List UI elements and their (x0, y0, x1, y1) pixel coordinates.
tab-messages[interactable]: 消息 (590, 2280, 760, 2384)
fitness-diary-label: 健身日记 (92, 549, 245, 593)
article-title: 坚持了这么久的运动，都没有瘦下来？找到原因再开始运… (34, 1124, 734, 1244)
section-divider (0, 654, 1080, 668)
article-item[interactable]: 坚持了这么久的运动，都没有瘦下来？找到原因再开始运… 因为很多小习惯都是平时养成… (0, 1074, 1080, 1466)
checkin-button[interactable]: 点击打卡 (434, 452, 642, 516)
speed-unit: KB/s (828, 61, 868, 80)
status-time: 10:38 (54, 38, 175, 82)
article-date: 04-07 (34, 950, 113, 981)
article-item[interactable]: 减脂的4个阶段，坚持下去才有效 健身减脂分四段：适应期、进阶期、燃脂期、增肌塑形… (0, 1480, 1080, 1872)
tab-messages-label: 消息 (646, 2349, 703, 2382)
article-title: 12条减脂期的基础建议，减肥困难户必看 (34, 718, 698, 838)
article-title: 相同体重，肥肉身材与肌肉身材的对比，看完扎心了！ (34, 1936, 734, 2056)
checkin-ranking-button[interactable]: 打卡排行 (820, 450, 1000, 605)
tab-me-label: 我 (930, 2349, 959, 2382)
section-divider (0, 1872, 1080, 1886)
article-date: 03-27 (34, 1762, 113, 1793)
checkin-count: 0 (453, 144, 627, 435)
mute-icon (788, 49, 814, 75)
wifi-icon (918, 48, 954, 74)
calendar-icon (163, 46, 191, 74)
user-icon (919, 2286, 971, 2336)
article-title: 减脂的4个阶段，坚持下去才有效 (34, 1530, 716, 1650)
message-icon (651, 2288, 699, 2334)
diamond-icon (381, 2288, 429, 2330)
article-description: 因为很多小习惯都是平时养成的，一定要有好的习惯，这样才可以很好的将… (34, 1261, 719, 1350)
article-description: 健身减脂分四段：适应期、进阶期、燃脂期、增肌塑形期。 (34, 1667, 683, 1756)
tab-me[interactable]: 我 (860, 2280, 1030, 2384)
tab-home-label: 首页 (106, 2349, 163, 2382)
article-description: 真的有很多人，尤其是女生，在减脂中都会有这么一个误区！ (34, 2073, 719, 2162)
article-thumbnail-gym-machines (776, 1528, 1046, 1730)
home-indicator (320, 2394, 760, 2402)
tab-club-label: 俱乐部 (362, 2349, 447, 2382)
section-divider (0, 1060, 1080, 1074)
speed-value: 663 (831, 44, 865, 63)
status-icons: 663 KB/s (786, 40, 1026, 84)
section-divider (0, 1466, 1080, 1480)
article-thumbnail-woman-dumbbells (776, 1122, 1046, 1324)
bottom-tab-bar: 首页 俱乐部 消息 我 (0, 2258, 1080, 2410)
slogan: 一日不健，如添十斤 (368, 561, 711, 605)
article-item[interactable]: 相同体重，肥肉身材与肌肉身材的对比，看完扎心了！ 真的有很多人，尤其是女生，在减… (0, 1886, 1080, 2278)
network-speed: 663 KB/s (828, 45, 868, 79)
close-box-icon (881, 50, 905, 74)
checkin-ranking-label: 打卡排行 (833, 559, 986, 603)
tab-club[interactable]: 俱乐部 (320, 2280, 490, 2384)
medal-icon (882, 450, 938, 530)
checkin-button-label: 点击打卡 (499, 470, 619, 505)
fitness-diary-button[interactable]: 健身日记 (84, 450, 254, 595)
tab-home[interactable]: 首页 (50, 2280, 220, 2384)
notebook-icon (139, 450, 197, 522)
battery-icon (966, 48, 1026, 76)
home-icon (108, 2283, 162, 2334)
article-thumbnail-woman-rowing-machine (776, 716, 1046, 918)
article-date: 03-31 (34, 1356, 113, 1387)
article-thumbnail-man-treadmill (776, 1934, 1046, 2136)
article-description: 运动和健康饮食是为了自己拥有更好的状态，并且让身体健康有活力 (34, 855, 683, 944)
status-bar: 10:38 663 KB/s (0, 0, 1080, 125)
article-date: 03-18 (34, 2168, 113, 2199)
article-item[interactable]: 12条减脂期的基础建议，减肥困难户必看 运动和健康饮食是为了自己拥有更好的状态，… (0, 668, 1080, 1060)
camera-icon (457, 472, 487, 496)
-----
- WRITTEN REQUEST:
Please print the entries above again, line for line and unchanged.

- RESULT OF THIS TASK:
List UI elements and their (x0, y0, x1, y1) pixel coordinates.
tab-messages[interactable]: 消息 (590, 2280, 760, 2384)
fitness-diary-label: 健身日记 (92, 549, 245, 593)
article-title: 坚持了这么久的运动，都没有瘦下来？找到原因再开始运… (34, 1124, 734, 1244)
section-divider (0, 654, 1080, 668)
article-item[interactable]: 坚持了这么久的运动，都没有瘦下来？找到原因再开始运… 因为很多小习惯都是平时养成… (0, 1074, 1080, 1466)
checkin-button[interactable]: 点击打卡 (434, 452, 642, 516)
speed-unit: KB/s (828, 61, 868, 80)
status-time: 10:38 (54, 38, 175, 82)
article-date: 04-07 (34, 950, 113, 981)
article-item[interactable]: 减脂的4个阶段，坚持下去才有效 健身减脂分四段：适应期、进阶期、燃脂期、增肌塑形… (0, 1480, 1080, 1872)
tab-messages-label: 消息 (646, 2349, 703, 2382)
article-title: 12条减脂期的基础建议，减肥困难户必看 (34, 718, 698, 838)
article-title: 相同体重，肥肉身材与肌肉身材的对比，看完扎心了！ (34, 1936, 734, 2056)
checkin-ranking-button[interactable]: 打卡排行 (820, 450, 1000, 605)
tab-me-label: 我 (930, 2349, 959, 2382)
section-divider (0, 1872, 1080, 1886)
article-date: 03-27 (34, 1762, 113, 1793)
checkin-count: 0 (453, 144, 627, 435)
mute-icon (788, 49, 814, 75)
wifi-icon (918, 48, 954, 74)
calendar-icon (163, 46, 191, 74)
user-icon (919, 2286, 971, 2336)
article-title: 减脂的4个阶段，坚持下去才有效 (34, 1530, 716, 1650)
message-icon (651, 2288, 699, 2334)
diamond-icon (381, 2288, 429, 2330)
article-description: 因为很多小习惯都是平时养成的，一定要有好的习惯，这样才可以很好的将… (34, 1261, 719, 1350)
article-description: 健身减脂分四段：适应期、进阶期、燃脂期、增肌塑形期。 (34, 1667, 683, 1756)
tab-me[interactable]: 我 (860, 2280, 1030, 2384)
tab-home-label: 首页 (106, 2349, 163, 2382)
article-description: 真的有很多人，尤其是女生，在减脂中都会有这么一个误区！ (34, 2073, 719, 2162)
article-thumbnail-gym-machines (776, 1528, 1046, 1730)
home-indicator (320, 2394, 760, 2402)
tab-club-label: 俱乐部 (362, 2349, 447, 2382)
section-divider (0, 1060, 1080, 1074)
speed-value: 663 (831, 44, 865, 63)
status-icons: 663 KB/s (786, 40, 1026, 84)
section-divider (0, 1466, 1080, 1480)
article-thumbnail-woman-dumbbells (776, 1122, 1046, 1324)
bottom-tab-bar: 首页 俱乐部 消息 我 (0, 2258, 1080, 2410)
slogan: 一日不健，如添十斤 (368, 561, 711, 605)
article-item[interactable]: 相同体重，肥肉身材与肌肉身材的对比，看完扎心了！ 真的有很多人，尤其是女生，在减… (0, 1886, 1080, 2278)
network-speed: 663 KB/s (828, 45, 868, 79)
close-box-icon (881, 50, 905, 74)
checkin-ranking-label: 打卡排行 (833, 559, 986, 603)
tab-club[interactable]: 俱乐部 (320, 2280, 490, 2384)
medal-icon (882, 450, 938, 530)
checkin-button-label: 点击打卡 (499, 470, 619, 505)
fitness-diary-button[interactable]: 健身日记 (84, 450, 254, 595)
tab-home[interactable]: 首页 (50, 2280, 220, 2384)
notebook-icon (139, 450, 197, 522)
battery-icon (966, 48, 1026, 76)
home-icon (108, 2283, 162, 2334)
article-thumbnail-woman-rowing-machine (776, 716, 1046, 918)
article-date: 03-31 (34, 1356, 113, 1387)
article-thumbnail-man-treadmill (776, 1934, 1046, 2136)
article-description: 运动和健康饮食是为了自己拥有更好的状态，并且让身体健康有活力 (34, 855, 683, 944)
status-bar: 10:38 663 KB/s (0, 0, 1080, 125)
article-date: 03-18 (34, 2168, 113, 2199)
article-item[interactable]: 12条减脂期的基础建议，减肥困难户必看 运动和健康饮食是为了自己拥有更好的状态，… (0, 668, 1080, 1060)
camera-icon (457, 472, 487, 496)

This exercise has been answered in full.